--- start of DATASET ENTRIES ---

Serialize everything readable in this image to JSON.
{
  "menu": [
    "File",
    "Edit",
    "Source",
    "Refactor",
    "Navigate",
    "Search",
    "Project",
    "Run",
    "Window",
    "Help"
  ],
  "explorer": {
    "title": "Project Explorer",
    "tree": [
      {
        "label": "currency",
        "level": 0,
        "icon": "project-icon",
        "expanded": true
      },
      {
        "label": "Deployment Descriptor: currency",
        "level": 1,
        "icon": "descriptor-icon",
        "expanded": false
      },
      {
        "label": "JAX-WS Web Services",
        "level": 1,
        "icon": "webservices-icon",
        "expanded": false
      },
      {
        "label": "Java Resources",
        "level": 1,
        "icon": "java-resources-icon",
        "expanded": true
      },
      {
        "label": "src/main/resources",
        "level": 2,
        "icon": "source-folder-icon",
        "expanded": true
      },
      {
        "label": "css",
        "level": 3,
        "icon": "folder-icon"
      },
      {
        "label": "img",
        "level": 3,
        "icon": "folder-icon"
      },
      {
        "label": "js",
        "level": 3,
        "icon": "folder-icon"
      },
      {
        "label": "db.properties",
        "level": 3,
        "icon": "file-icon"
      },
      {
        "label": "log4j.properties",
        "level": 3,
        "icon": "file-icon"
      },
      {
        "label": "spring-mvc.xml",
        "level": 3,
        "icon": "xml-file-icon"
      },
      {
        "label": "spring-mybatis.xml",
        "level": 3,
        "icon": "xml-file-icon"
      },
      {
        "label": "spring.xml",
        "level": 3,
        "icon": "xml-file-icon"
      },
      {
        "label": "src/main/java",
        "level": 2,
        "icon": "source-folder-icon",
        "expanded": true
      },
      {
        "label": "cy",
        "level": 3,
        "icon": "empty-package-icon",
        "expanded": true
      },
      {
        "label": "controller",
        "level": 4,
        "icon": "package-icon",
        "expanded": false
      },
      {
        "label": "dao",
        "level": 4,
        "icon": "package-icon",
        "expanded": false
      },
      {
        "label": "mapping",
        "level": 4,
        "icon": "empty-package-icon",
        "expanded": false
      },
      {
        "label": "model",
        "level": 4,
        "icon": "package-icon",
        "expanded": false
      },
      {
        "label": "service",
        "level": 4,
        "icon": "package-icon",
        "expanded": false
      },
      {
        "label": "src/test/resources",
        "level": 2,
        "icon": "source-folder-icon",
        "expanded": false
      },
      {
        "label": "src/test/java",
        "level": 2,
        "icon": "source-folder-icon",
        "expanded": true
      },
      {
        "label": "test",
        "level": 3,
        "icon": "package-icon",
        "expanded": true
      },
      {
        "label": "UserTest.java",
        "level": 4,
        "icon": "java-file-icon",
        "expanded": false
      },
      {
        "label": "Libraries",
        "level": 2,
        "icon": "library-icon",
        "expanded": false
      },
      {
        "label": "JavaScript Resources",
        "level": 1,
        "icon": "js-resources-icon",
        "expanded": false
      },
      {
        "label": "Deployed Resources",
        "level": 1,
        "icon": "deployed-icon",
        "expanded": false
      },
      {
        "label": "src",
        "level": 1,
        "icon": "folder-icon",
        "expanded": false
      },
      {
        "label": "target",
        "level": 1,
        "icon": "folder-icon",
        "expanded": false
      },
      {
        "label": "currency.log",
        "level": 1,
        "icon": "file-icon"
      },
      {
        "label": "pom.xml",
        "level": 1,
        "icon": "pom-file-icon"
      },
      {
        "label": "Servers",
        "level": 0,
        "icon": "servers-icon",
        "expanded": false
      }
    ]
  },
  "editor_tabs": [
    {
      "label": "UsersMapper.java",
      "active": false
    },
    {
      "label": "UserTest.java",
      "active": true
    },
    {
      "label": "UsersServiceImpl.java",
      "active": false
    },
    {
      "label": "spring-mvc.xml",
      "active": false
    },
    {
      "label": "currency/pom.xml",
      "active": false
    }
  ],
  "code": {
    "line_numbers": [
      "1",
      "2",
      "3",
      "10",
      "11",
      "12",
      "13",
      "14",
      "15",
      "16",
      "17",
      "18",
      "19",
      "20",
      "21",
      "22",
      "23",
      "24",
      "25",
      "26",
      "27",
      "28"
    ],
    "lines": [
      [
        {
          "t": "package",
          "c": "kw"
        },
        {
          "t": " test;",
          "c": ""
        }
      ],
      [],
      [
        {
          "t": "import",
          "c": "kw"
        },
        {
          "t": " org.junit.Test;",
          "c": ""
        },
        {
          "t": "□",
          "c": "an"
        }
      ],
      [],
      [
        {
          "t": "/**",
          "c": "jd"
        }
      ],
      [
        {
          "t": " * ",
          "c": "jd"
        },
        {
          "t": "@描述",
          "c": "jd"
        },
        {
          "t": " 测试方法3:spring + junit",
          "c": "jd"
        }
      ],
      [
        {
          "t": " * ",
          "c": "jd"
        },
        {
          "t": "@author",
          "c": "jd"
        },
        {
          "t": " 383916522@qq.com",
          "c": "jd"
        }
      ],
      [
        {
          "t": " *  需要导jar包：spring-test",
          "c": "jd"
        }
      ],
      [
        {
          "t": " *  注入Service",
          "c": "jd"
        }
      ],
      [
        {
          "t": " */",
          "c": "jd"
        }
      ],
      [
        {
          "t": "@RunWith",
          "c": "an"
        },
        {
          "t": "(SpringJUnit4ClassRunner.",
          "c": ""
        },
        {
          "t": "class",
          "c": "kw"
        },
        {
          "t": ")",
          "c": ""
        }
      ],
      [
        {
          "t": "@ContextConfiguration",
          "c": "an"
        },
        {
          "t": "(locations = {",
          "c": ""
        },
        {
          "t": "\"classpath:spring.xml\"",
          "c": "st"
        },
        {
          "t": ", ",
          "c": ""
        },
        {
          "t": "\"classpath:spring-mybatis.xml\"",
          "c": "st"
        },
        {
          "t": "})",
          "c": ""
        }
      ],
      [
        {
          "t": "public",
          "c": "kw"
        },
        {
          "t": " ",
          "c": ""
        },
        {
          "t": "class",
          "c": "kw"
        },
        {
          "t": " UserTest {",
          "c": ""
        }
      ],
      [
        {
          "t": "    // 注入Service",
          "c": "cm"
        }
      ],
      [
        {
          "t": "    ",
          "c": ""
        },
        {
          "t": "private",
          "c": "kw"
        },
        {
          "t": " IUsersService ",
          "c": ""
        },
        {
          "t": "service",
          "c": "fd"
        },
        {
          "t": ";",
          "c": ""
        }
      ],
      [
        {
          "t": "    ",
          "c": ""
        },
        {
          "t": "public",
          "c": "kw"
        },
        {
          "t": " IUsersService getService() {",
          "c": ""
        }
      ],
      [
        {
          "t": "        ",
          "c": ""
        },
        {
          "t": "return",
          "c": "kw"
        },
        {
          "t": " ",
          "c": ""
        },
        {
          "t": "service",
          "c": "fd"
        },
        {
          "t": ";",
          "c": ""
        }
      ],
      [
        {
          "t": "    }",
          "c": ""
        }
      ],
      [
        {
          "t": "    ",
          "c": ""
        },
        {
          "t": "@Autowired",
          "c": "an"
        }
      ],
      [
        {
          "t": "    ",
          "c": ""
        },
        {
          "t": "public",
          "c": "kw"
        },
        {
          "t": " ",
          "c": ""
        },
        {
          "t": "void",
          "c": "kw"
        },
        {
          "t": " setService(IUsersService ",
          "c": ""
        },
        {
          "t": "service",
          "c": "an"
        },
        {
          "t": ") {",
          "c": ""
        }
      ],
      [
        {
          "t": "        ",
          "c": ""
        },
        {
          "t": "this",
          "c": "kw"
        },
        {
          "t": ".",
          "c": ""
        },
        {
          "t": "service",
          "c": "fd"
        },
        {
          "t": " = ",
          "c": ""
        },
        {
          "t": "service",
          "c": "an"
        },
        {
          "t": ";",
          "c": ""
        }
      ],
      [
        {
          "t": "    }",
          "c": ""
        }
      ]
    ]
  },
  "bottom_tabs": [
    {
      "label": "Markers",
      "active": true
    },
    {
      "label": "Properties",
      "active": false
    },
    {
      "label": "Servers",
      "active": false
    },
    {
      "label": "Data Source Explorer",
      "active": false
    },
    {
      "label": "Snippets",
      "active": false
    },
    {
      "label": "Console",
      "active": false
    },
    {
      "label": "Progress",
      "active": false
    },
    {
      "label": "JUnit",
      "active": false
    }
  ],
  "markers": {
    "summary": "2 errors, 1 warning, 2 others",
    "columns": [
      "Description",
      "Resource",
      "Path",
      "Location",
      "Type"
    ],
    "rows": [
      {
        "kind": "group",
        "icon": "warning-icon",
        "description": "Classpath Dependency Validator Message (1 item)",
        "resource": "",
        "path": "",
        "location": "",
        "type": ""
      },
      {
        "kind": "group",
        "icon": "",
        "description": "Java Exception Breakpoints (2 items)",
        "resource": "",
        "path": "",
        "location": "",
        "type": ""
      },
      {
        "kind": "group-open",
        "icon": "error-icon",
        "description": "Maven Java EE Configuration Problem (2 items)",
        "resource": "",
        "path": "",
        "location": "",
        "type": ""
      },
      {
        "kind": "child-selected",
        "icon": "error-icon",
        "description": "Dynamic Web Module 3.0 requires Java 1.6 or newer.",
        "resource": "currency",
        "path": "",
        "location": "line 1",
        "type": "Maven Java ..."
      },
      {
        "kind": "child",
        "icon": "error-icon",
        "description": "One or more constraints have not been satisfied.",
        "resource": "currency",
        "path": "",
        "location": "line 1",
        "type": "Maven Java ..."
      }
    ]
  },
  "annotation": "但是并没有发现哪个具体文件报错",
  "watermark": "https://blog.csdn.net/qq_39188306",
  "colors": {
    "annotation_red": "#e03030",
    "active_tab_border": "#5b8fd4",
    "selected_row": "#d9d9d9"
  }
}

--- end of DATASET ENTRIES ---

SHORT PROBLEM >> Copy out every line in the entries above that holds "this".

ANSWER TO THE EXERCISE >>
Serialize everything readable in this image to JSON.
          "t": "this",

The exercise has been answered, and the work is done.